Task statement: Quote the data below in full, please, without altering anything.

Figure collection entries

-- begin --

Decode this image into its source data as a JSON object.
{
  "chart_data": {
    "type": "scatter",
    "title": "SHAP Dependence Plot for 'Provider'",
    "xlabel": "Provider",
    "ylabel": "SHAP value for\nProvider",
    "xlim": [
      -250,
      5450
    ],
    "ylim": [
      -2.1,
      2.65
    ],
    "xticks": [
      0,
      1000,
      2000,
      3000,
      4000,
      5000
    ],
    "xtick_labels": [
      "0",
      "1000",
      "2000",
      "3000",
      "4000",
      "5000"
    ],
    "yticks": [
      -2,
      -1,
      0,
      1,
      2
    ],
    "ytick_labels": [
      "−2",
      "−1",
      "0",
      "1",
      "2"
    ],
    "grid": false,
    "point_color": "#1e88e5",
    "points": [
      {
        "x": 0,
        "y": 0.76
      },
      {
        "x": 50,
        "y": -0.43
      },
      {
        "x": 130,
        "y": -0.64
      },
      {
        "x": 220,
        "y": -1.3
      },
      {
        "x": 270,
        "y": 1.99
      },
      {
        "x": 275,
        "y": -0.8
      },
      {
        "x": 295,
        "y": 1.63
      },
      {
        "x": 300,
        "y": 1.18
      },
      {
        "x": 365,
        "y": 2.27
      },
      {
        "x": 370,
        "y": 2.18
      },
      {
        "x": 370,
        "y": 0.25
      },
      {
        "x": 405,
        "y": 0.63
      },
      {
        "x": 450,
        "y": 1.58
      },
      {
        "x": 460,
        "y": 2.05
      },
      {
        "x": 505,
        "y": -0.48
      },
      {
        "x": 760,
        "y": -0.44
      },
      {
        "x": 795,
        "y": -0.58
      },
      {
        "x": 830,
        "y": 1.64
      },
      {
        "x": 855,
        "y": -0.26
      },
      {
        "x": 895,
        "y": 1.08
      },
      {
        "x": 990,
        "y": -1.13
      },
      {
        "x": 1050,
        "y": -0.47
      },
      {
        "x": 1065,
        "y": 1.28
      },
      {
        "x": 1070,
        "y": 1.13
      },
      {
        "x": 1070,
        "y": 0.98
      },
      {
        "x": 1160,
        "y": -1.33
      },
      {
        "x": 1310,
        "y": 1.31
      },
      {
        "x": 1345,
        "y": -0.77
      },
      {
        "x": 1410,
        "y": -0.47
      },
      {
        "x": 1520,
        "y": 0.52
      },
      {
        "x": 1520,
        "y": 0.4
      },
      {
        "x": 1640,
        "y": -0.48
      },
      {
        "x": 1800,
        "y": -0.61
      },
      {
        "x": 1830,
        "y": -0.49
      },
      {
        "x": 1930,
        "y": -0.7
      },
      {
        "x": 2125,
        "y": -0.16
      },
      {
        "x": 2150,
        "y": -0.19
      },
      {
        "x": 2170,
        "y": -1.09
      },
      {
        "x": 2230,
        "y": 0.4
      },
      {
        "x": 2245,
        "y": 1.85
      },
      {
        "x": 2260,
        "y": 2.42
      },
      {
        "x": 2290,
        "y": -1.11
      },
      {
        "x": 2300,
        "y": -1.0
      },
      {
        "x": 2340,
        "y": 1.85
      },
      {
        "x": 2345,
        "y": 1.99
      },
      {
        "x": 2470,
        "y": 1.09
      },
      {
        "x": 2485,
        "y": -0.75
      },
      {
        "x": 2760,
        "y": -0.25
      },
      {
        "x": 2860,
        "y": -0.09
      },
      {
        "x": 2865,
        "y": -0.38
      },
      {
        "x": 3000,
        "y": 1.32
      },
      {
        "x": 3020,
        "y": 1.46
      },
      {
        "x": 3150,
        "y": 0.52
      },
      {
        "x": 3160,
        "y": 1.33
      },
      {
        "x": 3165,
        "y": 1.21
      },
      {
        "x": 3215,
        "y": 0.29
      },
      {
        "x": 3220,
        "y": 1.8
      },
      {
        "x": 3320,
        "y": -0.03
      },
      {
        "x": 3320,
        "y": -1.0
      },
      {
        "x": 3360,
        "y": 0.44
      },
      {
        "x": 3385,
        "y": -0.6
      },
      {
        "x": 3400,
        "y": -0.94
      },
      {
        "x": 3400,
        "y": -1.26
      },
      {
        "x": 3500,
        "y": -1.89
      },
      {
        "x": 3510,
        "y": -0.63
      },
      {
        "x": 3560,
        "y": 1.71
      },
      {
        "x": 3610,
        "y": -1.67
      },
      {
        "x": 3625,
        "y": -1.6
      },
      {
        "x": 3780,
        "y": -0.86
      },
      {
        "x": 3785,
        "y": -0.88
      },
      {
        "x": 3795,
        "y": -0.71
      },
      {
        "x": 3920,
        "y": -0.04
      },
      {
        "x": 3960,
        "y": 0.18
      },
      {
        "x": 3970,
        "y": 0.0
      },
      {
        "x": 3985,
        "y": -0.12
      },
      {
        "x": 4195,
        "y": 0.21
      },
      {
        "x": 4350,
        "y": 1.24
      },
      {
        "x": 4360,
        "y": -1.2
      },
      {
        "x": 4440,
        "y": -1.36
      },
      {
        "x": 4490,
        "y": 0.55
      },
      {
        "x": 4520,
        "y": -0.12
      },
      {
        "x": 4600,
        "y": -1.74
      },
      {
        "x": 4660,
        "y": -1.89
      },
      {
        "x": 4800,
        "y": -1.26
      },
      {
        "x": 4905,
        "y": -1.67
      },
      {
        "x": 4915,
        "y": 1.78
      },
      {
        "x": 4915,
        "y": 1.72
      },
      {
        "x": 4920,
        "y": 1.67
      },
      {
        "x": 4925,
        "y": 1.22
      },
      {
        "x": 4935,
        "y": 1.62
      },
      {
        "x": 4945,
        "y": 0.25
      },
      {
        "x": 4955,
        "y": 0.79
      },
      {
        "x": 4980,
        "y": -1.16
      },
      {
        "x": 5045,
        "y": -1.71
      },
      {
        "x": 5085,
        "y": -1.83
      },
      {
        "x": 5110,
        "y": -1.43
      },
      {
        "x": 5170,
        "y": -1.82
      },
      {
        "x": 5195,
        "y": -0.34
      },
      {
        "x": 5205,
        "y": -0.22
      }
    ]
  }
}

-- end --

Result for this task:
Decode this image into its source data as a JSON object.
{
  "chart_data": {
    "type": "scatter",
    "title": "SHAP Dependence Plot for 'Provider'",
    "xlabel": "Provider",
    "ylabel": "SHAP value for\nProvider",
    "xlim": [
      -250,
      5450
    ],
    "ylim": [
      -2.1,
      2.65
    ],
    "xticks": [
      0,
      1000,
      2000,
      3000,
      4000,
      5000
    ],
    "xtick_labels": [
      "0",
      "1000",
      "2000",
      "3000",
      "4000",
      "5000"
    ],
    "yticks": [
      -2,
      -1,
      0,
      1,
      2
    ],
    "ytick_labels": [
      "−2",
      "−1",
      "0",
      "1",
      "2"
    ],
    "grid": false,
    "point_color": "#1e88e5",
    "points": [
      {
        "x": 0,
        "y": 0.76
      },
      {
        "x": 50,
        "y": -0.43
      },
      {
        "x": 130,
        "y": -0.64
      },
      {
        "x": 220,
        "y": -1.3
      },
      {
        "x": 270,
        "y": 1.99
      },
      {
        "x": 275,
        "y": -0.8
      },
      {
        "x": 295,
        "y": 1.63
      },
      {
        "x": 300,
        "y": 1.18
      },
      {
        "x": 365,
        "y": 2.27
      },
      {
        "x": 370,
        "y": 2.18
      },
      {
        "x": 370,
        "y": 0.25
      },
      {
        "x": 405,
        "y": 0.63
      },
      {
        "x": 450,
        "y": 1.58
      },
      {
        "x": 460,
        "y": 2.05
      },
      {
        "x": 505,
        "y": -0.48
      },
      {
        "x": 760,
        "y": -0.44
      },
      {
        "x": 795,
        "y": -0.58
      },
      {
        "x": 830,
        "y": 1.64
      },
      {
        "x": 855,
        "y": -0.26
      },
      {
        "x": 895,
        "y": 1.08
      },
      {
        "x": 990,
        "y": -1.13
      },
      {
        "x": 1050,
        "y": -0.47
      },
      {
        "x": 1065,
        "y": 1.28
      },
      {
        "x": 1070,
        "y": 1.13
      },
      {
        "x": 1070,
        "y": 0.98
      },
      {
        "x": 1160,
        "y": -1.33
      },
      {
        "x": 1310,
        "y": 1.31
      },
      {
        "x": 1345,
        "y": -0.77
      },
      {
        "x": 1410,
        "y": -0.47
      },
      {
        "x": 1520,
        "y": 0.52
      },
      {
        "x": 1520,
        "y": 0.4
      },
      {
        "x": 1640,
        "y": -0.48
      },
      {
        "x": 1800,
        "y": -0.61
      },
      {
        "x": 1830,
        "y": -0.49
      },
      {
        "x": 1930,
        "y": -0.7
      },
      {
        "x": 2125,
        "y": -0.16
      },
      {
        "x": 2150,
        "y": -0.19
      },
      {
        "x": 2170,
        "y": -1.09
      },
      {
        "x": 2230,
        "y": 0.4
      },
      {
        "x": 2245,
        "y": 1.85
      },
      {
        "x": 2260,
        "y": 2.42
      },
      {
        "x": 2290,
        "y": -1.11
      },
      {
        "x": 2300,
        "y": -1.0
      },
      {
        "x": 2340,
        "y": 1.85
      },
      {
        "x": 2345,
        "y": 1.99
      },
      {
        "x": 2470,
        "y": 1.09
      },
      {
        "x": 2485,
        "y": -0.75
      },
      {
        "x": 2760,
        "y": -0.25
      },
      {
        "x": 2860,
        "y": -0.09
      },
      {
        "x": 2865,
        "y": -0.38
      },
      {
        "x": 3000,
        "y": 1.32
      },
      {
        "x": 3020,
        "y": 1.46
      },
      {
        "x": 3150,
        "y": 0.52
      },
      {
        "x": 3160,
        "y": 1.33
      },
      {
        "x": 3165,
        "y": 1.21
      },
      {
        "x": 3215,
        "y": 0.29
      },
      {
        "x": 3220,
        "y": 1.8
      },
      {
        "x": 3320,
        "y": -0.03
      },
      {
        "x": 3320,
        "y": -1.0
      },
      {
        "x": 3360,
        "y": 0.44
      },
      {
        "x": 3385,
        "y": -0.6
      },
      {
        "x": 3400,
        "y": -0.94
      },
      {
        "x": 3400,
        "y": -1.26
      },
      {
        "x": 3500,
        "y": -1.89
      },
      {
        "x": 3510,
        "y": -0.63
      },
      {
        "x": 3560,
        "y": 1.71
      },
      {
        "x": 3610,
        "y": -1.67
      },
      {
        "x": 3625,
        "y": -1.6
      },
      {
        "x": 3780,
        "y": -0.86
      },
      {
        "x": 3785,
        "y": -0.88
      },
      {
        "x": 3795,
        "y": -0.71
      },
      {
        "x": 3920,
        "y": -0.04
      },
      {
        "x": 3960,
        "y": 0.18
      },
      {
        "x": 3970,
        "y": 0.0
      },
      {
        "x": 3985,
        "y": -0.12
      },
      {
        "x": 4195,
        "y": 0.21
      },
      {
        "x": 4350,
        "y": 1.24
      },
      {
        "x": 4360,
        "y": -1.2
      },
      {
        "x": 4440,
        "y": -1.36
      },
      {
        "x": 4490,
        "y": 0.55
      },
      {
        "x": 4520,
        "y": -0.12
      },
      {
        "x": 4600,
        "y": -1.74
      },
      {
        "x": 4660,
        "y": -1.89
      },
      {
        "x": 4800,
        "y": -1.26
      },
      {
        "x": 4905,
        "y": -1.67
      },
      {
        "x": 4915,
        "y": 1.78
      },
      {
        "x": 4915,
        "y": 1.72
      },
      {
        "x": 4920,
        "y": 1.67
      },
      {
        "x": 4925,
        "y": 1.22
      },
      {
        "x": 4935,
        "y": 1.62
      },
      {
        "x": 4945,
        "y": 0.25
      },
      {
        "x": 4955,
        "y": 0.79
      },
      {
        "x": 4980,
        "y": -1.16
      },
      {
        "x": 5045,
        "y": -1.71
      },
      {
        "x": 5085,
        "y": -1.83
      },
      {
        "x": 5110,
        "y": -1.43
      },
      {
        "x": 5170,
        "y": -1.82
      },
      {
        "x": 5195,
        "y": -0.34
      },
      {
        "x": 5205,
        "y": -0.22
      }
    ]
  }
}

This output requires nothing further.